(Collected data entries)

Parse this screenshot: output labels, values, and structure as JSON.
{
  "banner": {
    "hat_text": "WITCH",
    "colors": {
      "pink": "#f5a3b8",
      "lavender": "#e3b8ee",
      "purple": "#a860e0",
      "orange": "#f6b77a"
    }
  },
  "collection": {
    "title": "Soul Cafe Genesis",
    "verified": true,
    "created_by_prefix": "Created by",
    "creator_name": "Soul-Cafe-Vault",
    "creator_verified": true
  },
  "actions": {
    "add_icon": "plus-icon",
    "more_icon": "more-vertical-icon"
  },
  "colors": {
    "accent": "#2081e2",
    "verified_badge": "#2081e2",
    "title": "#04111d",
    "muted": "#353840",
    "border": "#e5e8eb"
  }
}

▶ _Exercise objective_: Would you repeat each of the records above exactly?

▶ _Response to the exercise_:
Parse this screenshot: output labels, values, and structure as JSON.
{
  "banner": {
    "hat_text": "WITCH",
    "colors": {
      "pink": "#f5a3b8",
      "lavender": "#e3b8ee",
      "purple": "#a860e0",
      "orange": "#f6b77a"
    }
  },
  "collection": {
    "title": "Soul Cafe Genesis",
    "verified": true,
    "created_by_prefix": "Created by",
    "creator_name": "Soul-Cafe-Vault",
    "creator_verified": true
  },
  "actions": {
    "add_icon": "plus-icon",
    "more_icon": "more-vertical-icon"
  },
  "colors": {
    "accent": "#2081e2",
    "verified_badge": "#2081e2",
    "title": "#04111d",
    "muted": "#353840",
    "border": "#e5e8eb"
  }
}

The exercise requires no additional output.